┌──
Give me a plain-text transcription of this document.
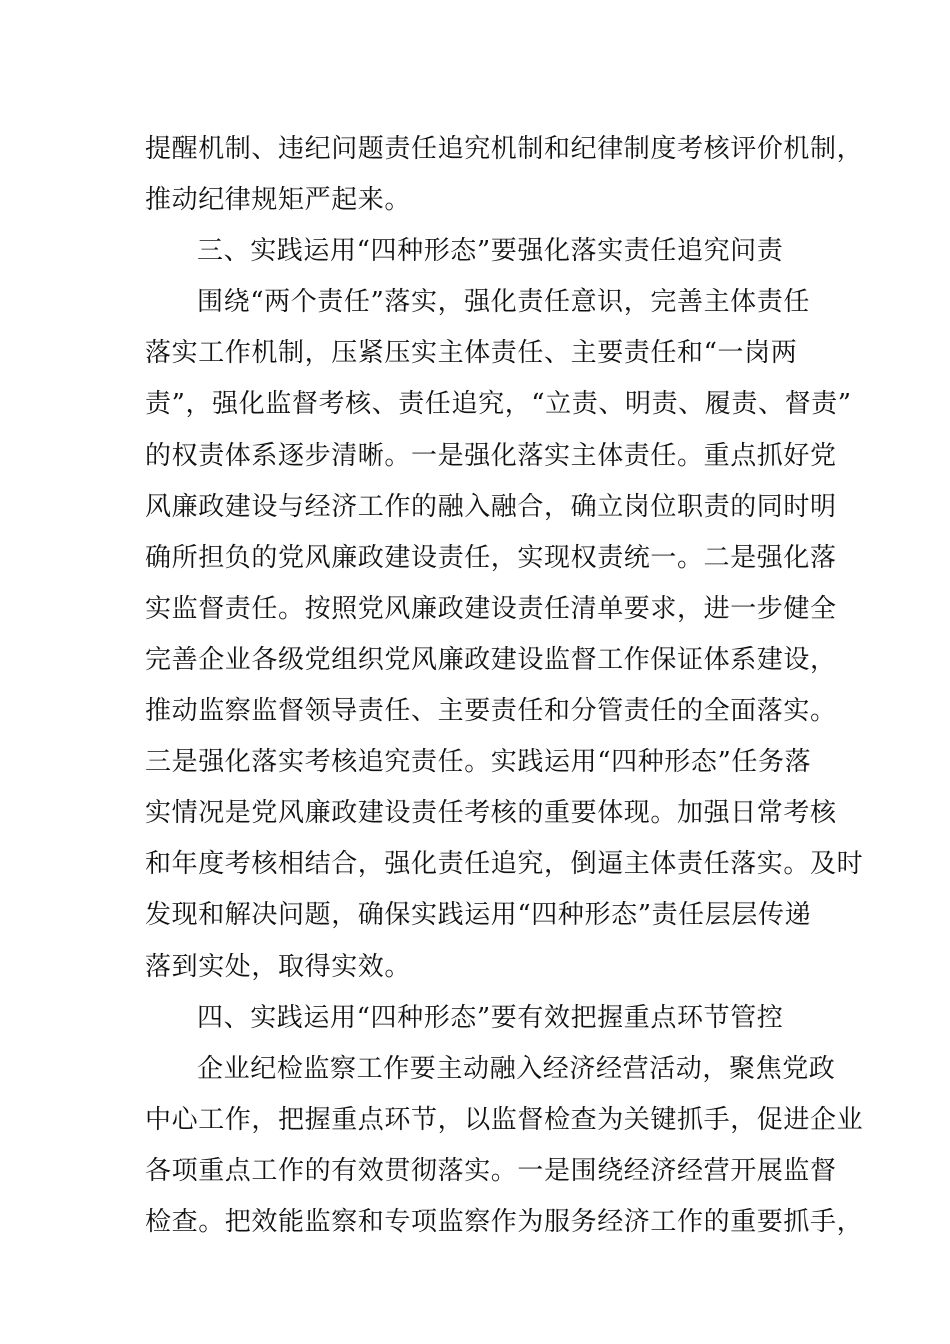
提醒机制、违纪问题责任追究机制和纪律制度考核评价机制，
推动纪律规矩严起来。
三、实践运用“四种形态”要强化落实责任追究问责
围绕“两个责任”落实，强化责任意识，完善主体责任
落实工作机制，压紧压实主体责任、主要责任和“一岗两
责”，强化监督考核、责任追究，“立责、明责、履责、督责”
的权责体系逐步清晰。一是强化落实主体责任。重点抓好党
风廉政建设与经济工作的融入融合，确立岗位职责的同时明
确所担负的党风廉政建设责任，实现权责统一。二是强化落
实监督责任。按照党风廉政建设责任清单要求，进一步健全
完善企业各级党组织党风廉政建设监督工作保证体系建设，
推动监察监督领导责任、主要责任和分管责任的全面落实。
三是强化落实考核追究责任。实践运用“四种形态”任务落
实情况是党风廉政建设责任考核的重要体现。加强日常考核
和年度考核相结合，强化责任追究，倒逼主体责任落实。及时
发现和解决问题，确保实践运用“四种形态”责任层层传递
落到实处，取得实效。
四、实践运用“四种形态”要有效把握重点环节管控
企业纪检监察工作要主动融入经济经营活动，聚焦党政
中心工作，把握重点环节，以监督检查为关键抓手，促进企业
各项重点工作的有效贯彻落实。一是围绕经济经营开展监督
检查。把效能监察和专项监察作为服务经济工作的重要抓手，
└──
**Task description**.
Reproduce all the entries that precede this task, word for word, minus any pictures.

**Result below**.
Give me a plain-text transcription of this document.
提醒机制、违纪问题责任追究机制和纪律制度考核评价机制，
推动纪律规矩严起来。
三、实践运用“四种形态”要强化落实责任追究问责
围绕“两个责任”落实，强化责任意识，完善主体责任
落实工作机制，压紧压实主体责任、主要责任和“一岗两
责”，强化监督考核、责任追究，“立责、明责、履责、督责”
的权责体系逐步清晰。一是强化落实主体责任。重点抓好党
风廉政建设与经济工作的融入融合，确立岗位职责的同时明
确所担负的党风廉政建设责任，实现权责统一。二是强化落
实监督责任。按照党风廉政建设责任清单要求，进一步健全
完善企业各级党组织党风廉政建设监督工作保证体系建设，
推动监察监督领导责任、主要责任和分管责任的全面落实。
三是强化落实考核追究责任。实践运用“四种形态”任务落
实情况是党风廉政建设责任考核的重要体现。加强日常考核
和年度考核相结合，强化责任追究，倒逼主体责任落实。及时
发现和解决问题，确保实践运用“四种形态”责任层层传递
落到实处，取得实效。
四、实践运用“四种形态”要有效把握重点环节管控
企业纪检监察工作要主动融入经济经营活动，聚焦党政
中心工作，把握重点环节，以监督检查为关键抓手，促进企业
各项重点工作的有效贯彻落实。一是围绕经济经营开展监督
检查。把效能监察和专项监察作为服务经济工作的重要抓手，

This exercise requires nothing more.